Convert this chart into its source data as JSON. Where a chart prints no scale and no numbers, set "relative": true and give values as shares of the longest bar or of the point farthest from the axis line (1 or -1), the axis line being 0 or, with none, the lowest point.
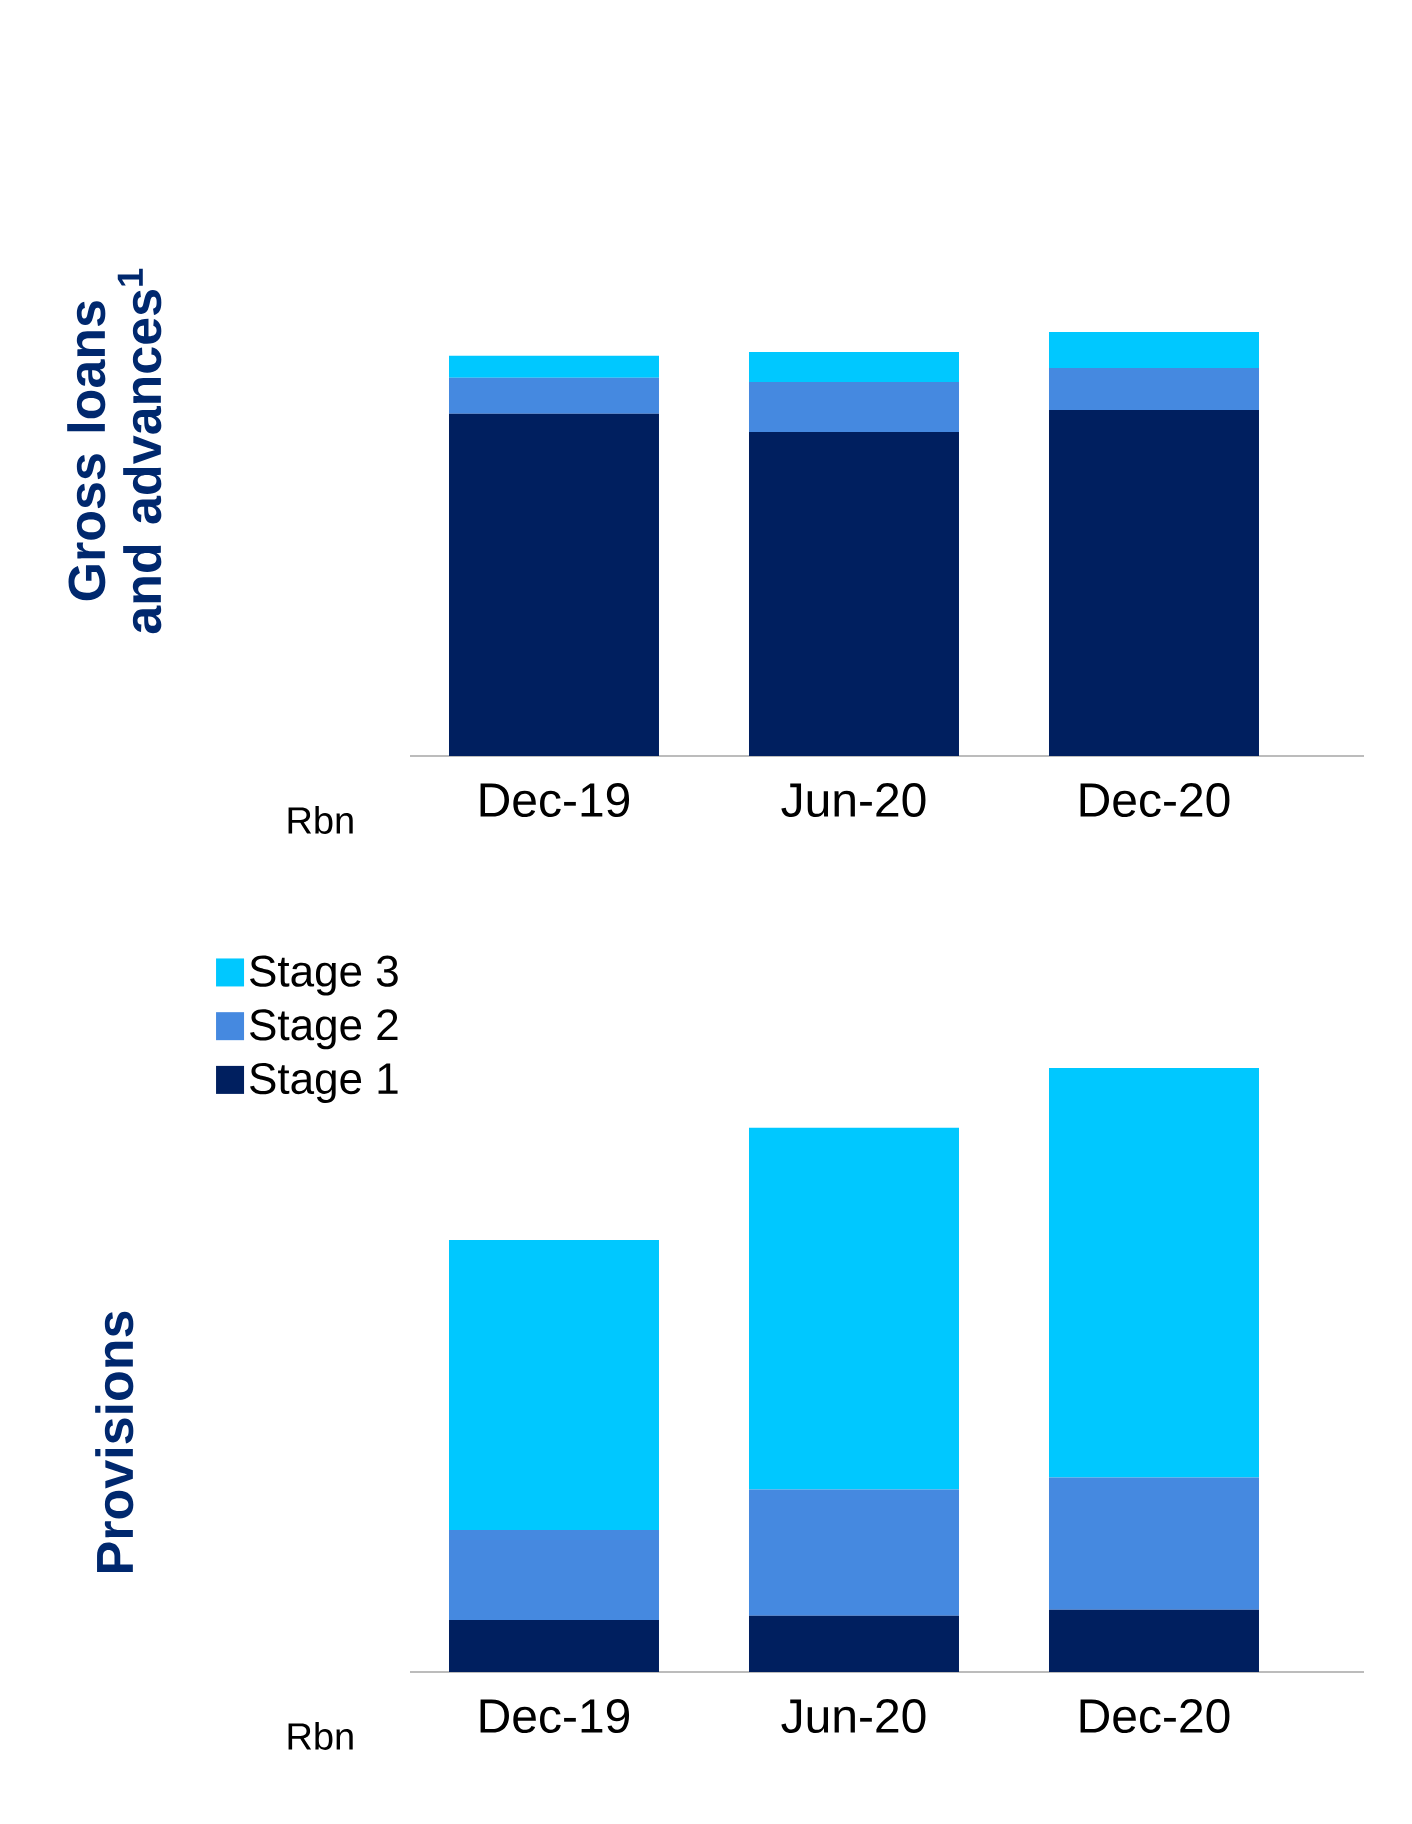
{
  "chart_data": [
    {
      "type": "bar",
      "stacked": true,
      "relative": true,
      "ylabel": "Gross loans and advances$^{1}$",
      "categories": [
        "Dec-19",
        "Jun-20",
        "Dec-20"
      ],
      "legend": false,
      "annotations": [
        "Rbn"
      ],
      "series": [
        {
          "color": "#001f5f",
          "values": [
            0.807,
            0.764,
            0.816
          ]
        },
        {
          "color": "#4589e0",
          "values": [
            0.085,
            0.118,
            0.099
          ]
        },
        {
          "color": "#00c8ff",
          "values": [
            0.052,
            0.071,
            0.085
          ]
        }
      ]
    },
    {
      "type": "bar",
      "stacked": true,
      "relative": true,
      "ylabel": "Provisions",
      "categories": [
        "Dec-19",
        "Jun-20",
        "Dec-20"
      ],
      "legend": "top left",
      "annotations": [
        "Rbn"
      ],
      "series": [
        {
          "name": "Stage 1",
          "color": "#001f5f",
          "values": [
            0.086,
            0.093,
            0.103
          ]
        },
        {
          "name": "Stage 2",
          "color": "#4589e0",
          "values": [
            0.149,
            0.209,
            0.219
          ]
        },
        {
          "name": "Stage 3",
          "color": "#00c8ff",
          "values": [
            0.48,
            0.599,
            0.678
          ]
        }
      ]
    }
  ]
}
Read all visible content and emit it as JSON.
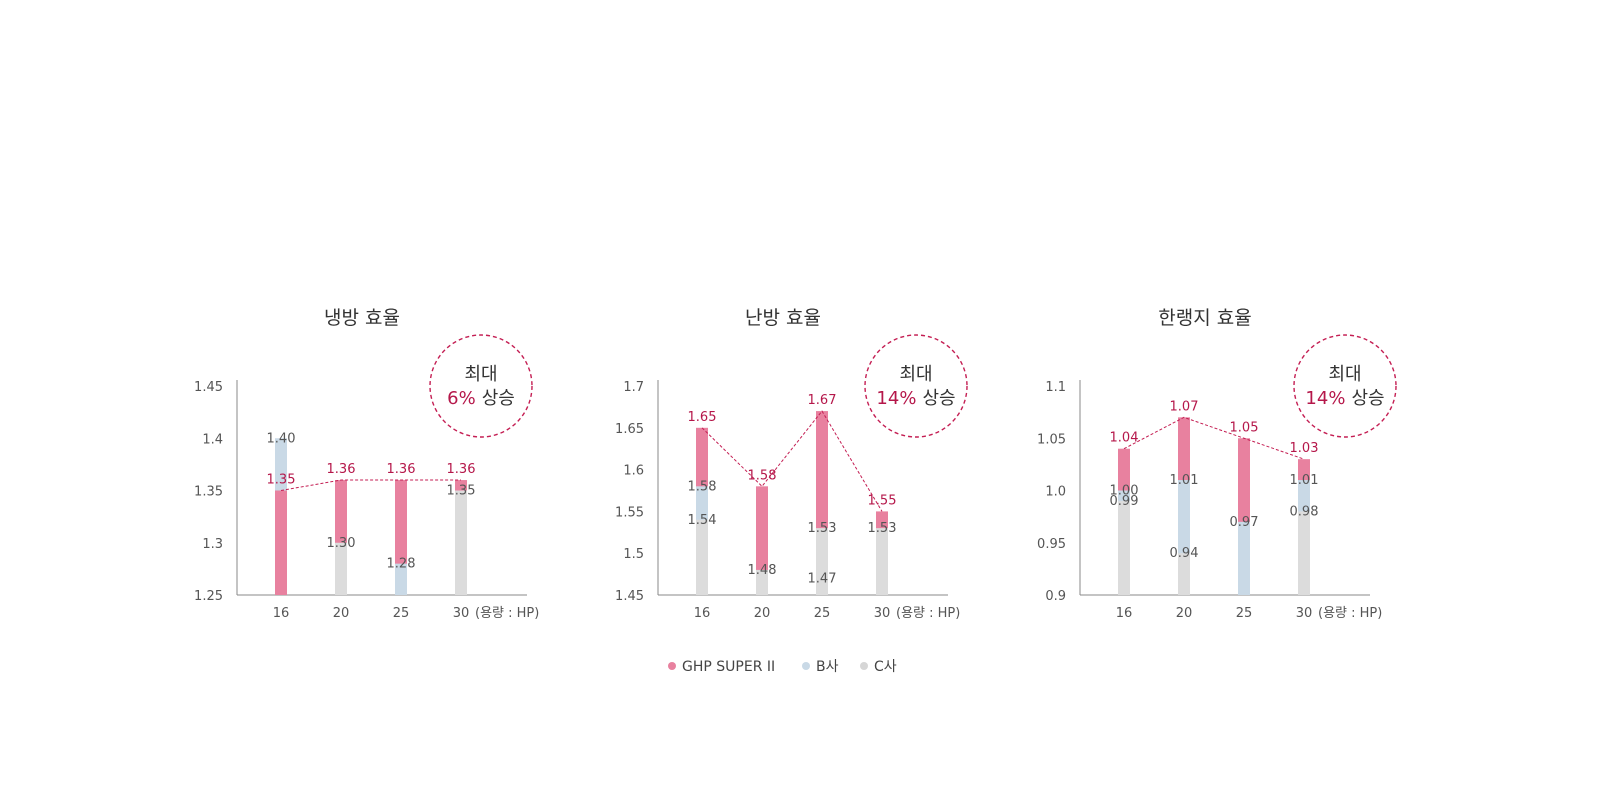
{
  "chart_data": [
    {
      "type": "bar",
      "title": "냉방 효율",
      "categories": [
        "16",
        "20",
        "25",
        "30"
      ],
      "x_unit_label": "(용량 : HP)",
      "ylim": [
        1.25,
        1.45
      ],
      "yticks": [
        "1.45",
        "1.4",
        "1.35",
        "1.3",
        "1.25"
      ],
      "yticks_values": [
        1.45,
        1.4,
        1.35,
        1.3,
        1.25
      ],
      "series": [
        {
          "name": "GHP SUPER II",
          "values": [
            1.35,
            1.36,
            1.36,
            1.36
          ],
          "labels": [
            "1.35",
            "1.36",
            "1.36",
            "1.36"
          ]
        },
        {
          "name": "B사",
          "values": [
            1.4,
            null,
            1.28,
            null
          ],
          "labels": [
            "1.40",
            "",
            "1.28",
            ""
          ]
        },
        {
          "name": "C사",
          "values": [
            null,
            1.3,
            null,
            1.35
          ],
          "labels": [
            "",
            "1.30",
            "",
            "1.35"
          ]
        }
      ],
      "badge": {
        "line1": "최대",
        "percent": "6%",
        "rest": "상승"
      }
    },
    {
      "type": "bar",
      "title": "난방 효율",
      "categories": [
        "16",
        "20",
        "25",
        "30"
      ],
      "x_unit_label": "(용량 : HP)",
      "ylim": [
        1.45,
        1.7
      ],
      "yticks": [
        "1.7",
        "1.65",
        "1.6",
        "1.55",
        "1.5",
        "1.45"
      ],
      "yticks_values": [
        1.7,
        1.65,
        1.6,
        1.55,
        1.5,
        1.45
      ],
      "series": [
        {
          "name": "GHP SUPER II",
          "values": [
            1.65,
            1.58,
            1.67,
            1.55
          ],
          "labels": [
            "1.65",
            "1.58",
            "1.67",
            "1.55"
          ]
        },
        {
          "name": "B사",
          "values": [
            1.58,
            null,
            null,
            null
          ],
          "labels": [
            "1.58",
            "",
            "",
            ""
          ]
        },
        {
          "name": "C사",
          "values": [
            1.54,
            1.48,
            1.53,
            1.53
          ],
          "labels": [
            "1.54",
            "1.48",
            "1.53",
            "1.53"
          ]
        },
        {
          "name": "C사",
          "values": [
            null,
            null,
            1.47,
            null
          ],
          "labels": [
            "",
            "",
            "1.47",
            ""
          ]
        }
      ],
      "badge": {
        "line1": "최대",
        "percent": "14%",
        "rest": "상승"
      }
    },
    {
      "type": "bar",
      "title": "한랭지 효율",
      "categories": [
        "16",
        "20",
        "25",
        "30"
      ],
      "x_unit_label": "(용량 : HP)",
      "ylim": [
        0.9,
        1.1
      ],
      "yticks": [
        "1.1",
        "1.05",
        "1.0",
        "0.95",
        "0.9"
      ],
      "yticks_values": [
        1.1,
        1.05,
        1.0,
        0.95,
        0.9
      ],
      "series": [
        {
          "name": "GHP SUPER II",
          "values": [
            1.04,
            1.07,
            1.05,
            1.03
          ],
          "labels": [
            "1.04",
            "1.07",
            "1.05",
            "1.03"
          ]
        },
        {
          "name": "B사",
          "values": [
            1.0,
            1.01,
            0.97,
            1.01
          ],
          "labels": [
            "1.00",
            "1.01",
            "0.97",
            "1.01"
          ]
        },
        {
          "name": "C사",
          "values": [
            0.99,
            0.94,
            null,
            0.98
          ],
          "labels": [
            "0.99",
            "0.94",
            "",
            "0.98"
          ]
        }
      ],
      "badge": {
        "line1": "최대",
        "percent": "14%",
        "rest": "상승"
      }
    }
  ],
  "legend": [
    {
      "label": "GHP SUPER II",
      "color": "#e8819f"
    },
    {
      "label": "B사",
      "color": "#c9d9e6"
    },
    {
      "label": "C사",
      "color": "#d6d6d6"
    }
  ],
  "colors": {
    "ghp": "#e8819f",
    "b": "#c9d9e6",
    "c": "#dcdcdc",
    "accent": "#c41e53",
    "axis": "#888888"
  }
}
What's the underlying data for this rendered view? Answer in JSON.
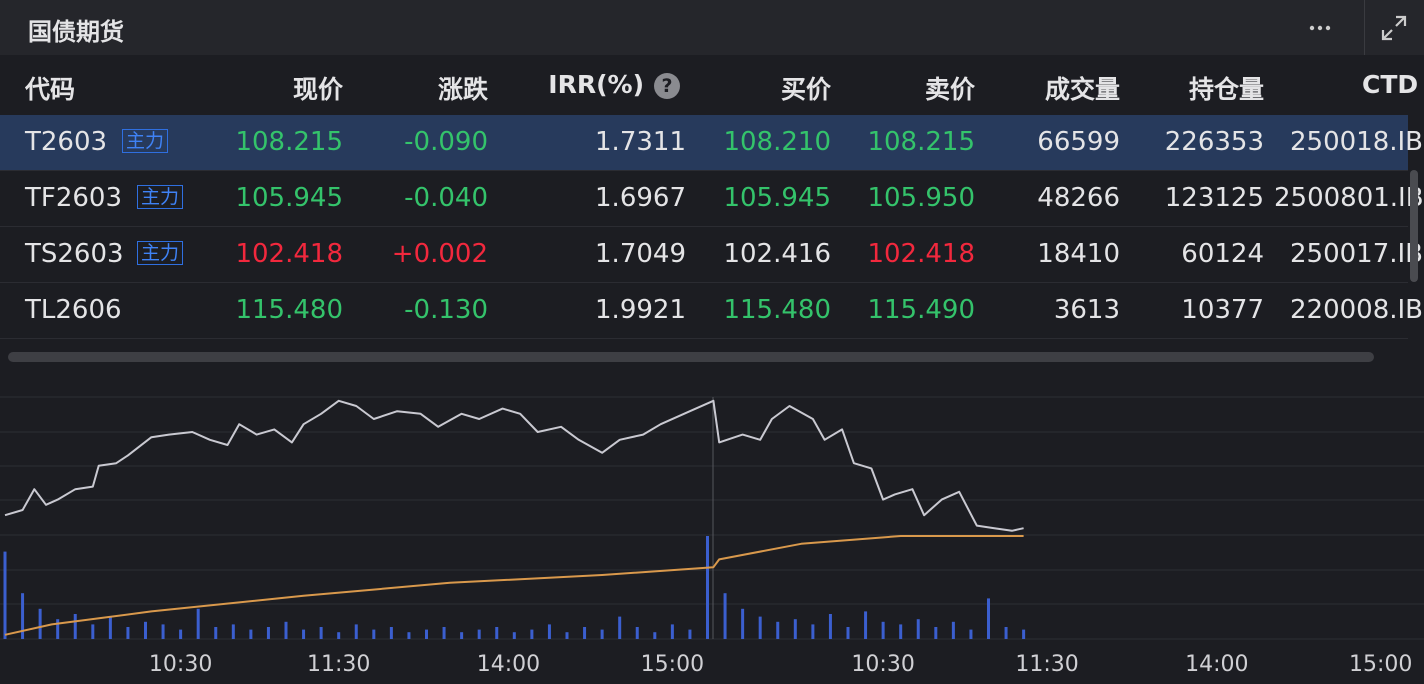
{
  "header": {
    "title": "国债期货"
  },
  "table": {
    "selected": 0,
    "columns": [
      {
        "text": "代码"
      },
      {
        "text": "现价"
      },
      {
        "text": "涨跌"
      },
      {
        "text": "IRR(%)",
        "hint": "?"
      },
      {
        "text": "买价"
      },
      {
        "text": "卖价"
      },
      {
        "text": "成交量"
      },
      {
        "text": "持仓量"
      },
      {
        "text": "CTD"
      }
    ],
    "rows": [
      {
        "code": "T2603",
        "tag": "主力",
        "cells": [
          {
            "text": "108.215",
            "color": "#34c36b"
          },
          {
            "text": "-0.090",
            "color": "#34c36b"
          },
          {
            "text": "1.7311",
            "color": "#e4e4e6"
          },
          {
            "text": "108.210",
            "color": "#34c36b"
          },
          {
            "text": "108.215",
            "color": "#34c36b"
          },
          {
            "text": "66599",
            "color": "#e4e4e6"
          },
          {
            "text": "226353",
            "color": "#e4e4e6"
          },
          {
            "text": "250018.IB",
            "color": "#e4e4e6"
          }
        ]
      },
      {
        "code": "TF2603",
        "tag": "主力",
        "cells": [
          {
            "text": "105.945",
            "color": "#34c36b"
          },
          {
            "text": "-0.040",
            "color": "#34c36b"
          },
          {
            "text": "1.6967",
            "color": "#e4e4e6"
          },
          {
            "text": "105.945",
            "color": "#34c36b"
          },
          {
            "text": "105.950",
            "color": "#34c36b"
          },
          {
            "text": "48266",
            "color": "#e4e4e6"
          },
          {
            "text": "123125",
            "color": "#e4e4e6"
          },
          {
            "text": "2500801.IB",
            "color": "#e4e4e6"
          }
        ]
      },
      {
        "code": "TS2603",
        "tag": "主力",
        "cells": [
          {
            "text": "102.418",
            "color": "#f2283d"
          },
          {
            "text": "+0.002",
            "color": "#f2283d"
          },
          {
            "text": "1.7049",
            "color": "#e4e4e6"
          },
          {
            "text": "102.416",
            "color": "#e4e4e6"
          },
          {
            "text": "102.418",
            "color": "#f2283d"
          },
          {
            "text": "18410",
            "color": "#e4e4e6"
          },
          {
            "text": "60124",
            "color": "#e4e4e6"
          },
          {
            "text": "250017.IB",
            "color": "#e4e4e6"
          }
        ]
      },
      {
        "code": "TL2606",
        "cells": [
          {
            "text": "115.480",
            "color": "#34c36b"
          },
          {
            "text": "-0.130",
            "color": "#34c36b"
          },
          {
            "text": "1.9921",
            "color": "#e4e4e6"
          },
          {
            "text": "115.480",
            "color": "#34c36b"
          },
          {
            "text": "115.490",
            "color": "#34c36b"
          },
          {
            "text": "3613",
            "color": "#e4e4e6"
          },
          {
            "text": "10377",
            "color": "#e4e4e6"
          },
          {
            "text": "220008.IB",
            "color": "#e4e4e6"
          }
        ]
      }
    ]
  },
  "chart_data": {
    "type": "line",
    "xlim": [
      0,
      240
    ],
    "ylim": [
      0,
      100
    ],
    "xticks": [
      {
        "value": 30,
        "label": "10:30"
      },
      {
        "value": 57,
        "label": "11:30"
      },
      {
        "value": 86,
        "label": "14:00"
      },
      {
        "value": 114,
        "label": "15:00"
      },
      {
        "value": 150,
        "label": "10:30"
      },
      {
        "value": 178,
        "label": "11:30"
      },
      {
        "value": 207,
        "label": "14:00"
      },
      {
        "value": 235,
        "label": "15:00"
      }
    ],
    "series": [
      {
        "type": "bar",
        "color": "#3b5fcf",
        "x": [
          0,
          3,
          6,
          9,
          12,
          15,
          18,
          21,
          24,
          27,
          30,
          33,
          36,
          39,
          42,
          45,
          48,
          51,
          54,
          57,
          60,
          63,
          66,
          69,
          72,
          75,
          78,
          81,
          84,
          87,
          90,
          93,
          96,
          99,
          102,
          105,
          108,
          111,
          114,
          117,
          120,
          123,
          126,
          129,
          132,
          135,
          138,
          141,
          144,
          147,
          150,
          153,
          156,
          159,
          162,
          165,
          168,
          171,
          174
        ],
        "values": [
          34,
          18,
          12,
          8,
          10,
          6,
          9,
          5,
          7,
          6,
          4,
          12,
          5,
          6,
          4,
          5,
          7,
          4,
          5,
          3,
          6,
          4,
          5,
          3,
          4,
          5,
          3,
          4,
          5,
          3,
          4,
          6,
          3,
          5,
          4,
          9,
          5,
          3,
          6,
          4,
          40,
          18,
          12,
          9,
          7,
          8,
          6,
          10,
          5,
          11,
          7,
          6,
          8,
          5,
          7,
          4,
          16,
          5,
          4
        ]
      },
      {
        "type": "line",
        "color": "#c9c9d1",
        "x": [
          0,
          3,
          5,
          7,
          9,
          12,
          15,
          16,
          19,
          21,
          25,
          28,
          32,
          35,
          38,
          40,
          43,
          46,
          49,
          51,
          54,
          57,
          60,
          63,
          67,
          71,
          74,
          78,
          81,
          85,
          88,
          91,
          95,
          98,
          102,
          105,
          109,
          112,
          117,
          121,
          122,
          126,
          129,
          131,
          134,
          138,
          140,
          143,
          145,
          148,
          150,
          152,
          155,
          157,
          160,
          163,
          166,
          169,
          172,
          174
        ],
        "values": [
          48,
          50,
          58,
          52,
          54,
          58,
          59,
          67,
          68,
          71,
          78,
          79,
          80,
          77,
          75,
          83,
          79,
          81,
          76,
          83,
          87,
          92,
          90,
          85,
          88,
          87,
          82,
          87,
          85,
          89,
          87,
          80,
          82,
          77,
          72,
          77,
          79,
          83,
          88,
          92,
          76,
          79,
          77,
          85,
          90,
          85,
          77,
          81,
          68,
          66,
          54,
          56,
          58,
          48,
          54,
          57,
          44,
          43,
          42,
          43
        ]
      },
      {
        "type": "line",
        "color": "#d9994c",
        "x": [
          0,
          8,
          25,
          51,
          76,
          102,
          121,
          122,
          136,
          153,
          174
        ],
        "values": [
          2,
          6,
          11,
          17,
          22,
          25,
          28,
          31,
          37,
          40,
          40
        ]
      }
    ]
  }
}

_ _ _ _ _ _ _

### Short task
Which lines contain "title"? Copy each of them out.

### Solution to this task
      "title": "냉방 효율",
      "title": "난방 효율",
      "title": "한랭지 효율",
    "title": "国债期货"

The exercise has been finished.